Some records
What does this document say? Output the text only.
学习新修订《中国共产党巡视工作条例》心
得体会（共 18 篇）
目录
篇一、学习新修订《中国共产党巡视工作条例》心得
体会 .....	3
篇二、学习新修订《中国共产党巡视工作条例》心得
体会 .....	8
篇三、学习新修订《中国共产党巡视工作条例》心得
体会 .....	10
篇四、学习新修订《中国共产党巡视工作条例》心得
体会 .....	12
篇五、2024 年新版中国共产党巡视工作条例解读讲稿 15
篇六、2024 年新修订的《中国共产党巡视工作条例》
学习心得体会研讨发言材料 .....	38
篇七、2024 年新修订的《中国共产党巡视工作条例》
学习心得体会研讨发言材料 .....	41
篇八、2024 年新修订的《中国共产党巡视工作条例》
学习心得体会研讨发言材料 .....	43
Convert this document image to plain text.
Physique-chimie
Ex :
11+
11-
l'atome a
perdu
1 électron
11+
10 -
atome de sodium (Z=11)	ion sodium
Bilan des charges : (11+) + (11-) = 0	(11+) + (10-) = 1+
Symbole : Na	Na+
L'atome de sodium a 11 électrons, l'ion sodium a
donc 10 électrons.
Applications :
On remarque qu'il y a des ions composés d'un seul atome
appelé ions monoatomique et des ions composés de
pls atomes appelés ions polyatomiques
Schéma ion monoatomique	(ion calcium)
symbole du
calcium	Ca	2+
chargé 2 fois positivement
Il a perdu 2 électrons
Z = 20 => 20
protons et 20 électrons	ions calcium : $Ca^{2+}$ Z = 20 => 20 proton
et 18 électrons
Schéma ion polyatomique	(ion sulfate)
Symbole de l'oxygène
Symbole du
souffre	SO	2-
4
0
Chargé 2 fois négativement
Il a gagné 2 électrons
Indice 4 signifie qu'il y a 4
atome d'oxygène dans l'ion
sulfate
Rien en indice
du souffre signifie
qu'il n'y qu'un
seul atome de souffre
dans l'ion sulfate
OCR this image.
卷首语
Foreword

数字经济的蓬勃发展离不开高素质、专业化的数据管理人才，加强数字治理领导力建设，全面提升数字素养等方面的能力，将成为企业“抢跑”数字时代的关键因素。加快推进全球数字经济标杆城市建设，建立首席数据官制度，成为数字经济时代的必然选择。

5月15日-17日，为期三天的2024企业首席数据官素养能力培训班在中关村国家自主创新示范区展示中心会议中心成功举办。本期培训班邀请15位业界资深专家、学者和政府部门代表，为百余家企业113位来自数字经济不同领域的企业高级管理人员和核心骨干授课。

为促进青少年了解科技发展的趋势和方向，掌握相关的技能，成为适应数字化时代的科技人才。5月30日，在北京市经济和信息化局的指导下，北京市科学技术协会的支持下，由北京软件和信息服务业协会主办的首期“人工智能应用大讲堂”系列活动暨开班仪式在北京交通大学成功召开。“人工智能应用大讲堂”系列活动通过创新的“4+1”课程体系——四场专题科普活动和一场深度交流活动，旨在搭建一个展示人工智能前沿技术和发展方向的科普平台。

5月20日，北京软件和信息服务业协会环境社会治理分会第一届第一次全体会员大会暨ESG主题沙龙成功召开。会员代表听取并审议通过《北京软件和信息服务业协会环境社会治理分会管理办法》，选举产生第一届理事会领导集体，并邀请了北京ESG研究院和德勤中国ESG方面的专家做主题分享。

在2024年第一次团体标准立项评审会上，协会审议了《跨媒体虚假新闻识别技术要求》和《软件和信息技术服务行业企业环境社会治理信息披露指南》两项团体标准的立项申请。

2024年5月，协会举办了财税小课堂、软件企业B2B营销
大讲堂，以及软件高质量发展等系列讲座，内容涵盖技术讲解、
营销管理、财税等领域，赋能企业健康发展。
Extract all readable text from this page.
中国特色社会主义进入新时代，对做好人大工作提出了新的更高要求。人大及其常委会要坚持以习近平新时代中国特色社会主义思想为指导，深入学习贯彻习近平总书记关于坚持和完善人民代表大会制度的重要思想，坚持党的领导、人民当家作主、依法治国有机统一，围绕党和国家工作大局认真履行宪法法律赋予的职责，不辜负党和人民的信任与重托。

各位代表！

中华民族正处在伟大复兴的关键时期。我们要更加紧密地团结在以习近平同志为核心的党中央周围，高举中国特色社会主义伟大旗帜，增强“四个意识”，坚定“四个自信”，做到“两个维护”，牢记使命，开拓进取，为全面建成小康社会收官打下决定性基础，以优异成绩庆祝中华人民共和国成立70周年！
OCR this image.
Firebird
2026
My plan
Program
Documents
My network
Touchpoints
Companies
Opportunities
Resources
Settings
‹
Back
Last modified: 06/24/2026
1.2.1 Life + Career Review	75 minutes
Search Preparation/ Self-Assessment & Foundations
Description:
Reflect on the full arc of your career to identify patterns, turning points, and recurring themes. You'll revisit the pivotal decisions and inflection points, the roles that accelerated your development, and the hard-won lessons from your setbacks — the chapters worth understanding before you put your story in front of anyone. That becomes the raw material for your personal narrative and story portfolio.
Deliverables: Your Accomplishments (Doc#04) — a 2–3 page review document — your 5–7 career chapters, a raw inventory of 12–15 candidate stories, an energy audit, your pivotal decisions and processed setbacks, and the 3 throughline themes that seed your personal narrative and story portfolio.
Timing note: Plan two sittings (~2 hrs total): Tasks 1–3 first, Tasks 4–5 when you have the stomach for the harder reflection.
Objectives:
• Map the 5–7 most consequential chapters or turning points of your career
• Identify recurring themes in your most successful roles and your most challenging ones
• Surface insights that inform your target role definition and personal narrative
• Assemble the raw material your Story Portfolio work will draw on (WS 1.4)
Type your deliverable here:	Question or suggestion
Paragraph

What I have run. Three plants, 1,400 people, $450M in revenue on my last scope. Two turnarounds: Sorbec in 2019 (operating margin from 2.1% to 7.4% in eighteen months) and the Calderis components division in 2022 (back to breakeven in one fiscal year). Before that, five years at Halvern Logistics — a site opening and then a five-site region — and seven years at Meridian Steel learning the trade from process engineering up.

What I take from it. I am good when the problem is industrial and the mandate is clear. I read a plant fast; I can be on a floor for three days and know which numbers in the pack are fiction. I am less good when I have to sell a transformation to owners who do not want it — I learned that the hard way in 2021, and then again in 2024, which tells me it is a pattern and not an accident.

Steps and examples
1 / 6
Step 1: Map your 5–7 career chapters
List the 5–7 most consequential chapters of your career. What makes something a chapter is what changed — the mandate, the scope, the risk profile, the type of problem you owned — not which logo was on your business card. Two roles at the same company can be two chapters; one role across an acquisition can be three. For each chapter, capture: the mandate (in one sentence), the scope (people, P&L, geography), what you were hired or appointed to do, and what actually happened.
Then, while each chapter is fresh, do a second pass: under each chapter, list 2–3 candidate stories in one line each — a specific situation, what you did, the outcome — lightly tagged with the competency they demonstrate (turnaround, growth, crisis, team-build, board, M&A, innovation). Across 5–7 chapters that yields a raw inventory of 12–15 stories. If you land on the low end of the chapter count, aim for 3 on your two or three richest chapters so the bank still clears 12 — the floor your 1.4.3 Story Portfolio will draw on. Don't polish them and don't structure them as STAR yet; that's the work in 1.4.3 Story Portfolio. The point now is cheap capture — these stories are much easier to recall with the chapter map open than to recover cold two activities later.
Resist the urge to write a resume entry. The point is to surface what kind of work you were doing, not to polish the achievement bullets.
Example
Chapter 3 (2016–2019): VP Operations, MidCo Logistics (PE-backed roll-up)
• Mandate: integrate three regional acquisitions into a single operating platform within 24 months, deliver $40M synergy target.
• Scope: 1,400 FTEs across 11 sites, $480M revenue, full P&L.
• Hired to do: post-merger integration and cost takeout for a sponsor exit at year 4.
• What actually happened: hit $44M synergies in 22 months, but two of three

Written task:
Reply with one number only: the count of lines in the entries that contain "composés".

Correct output:
2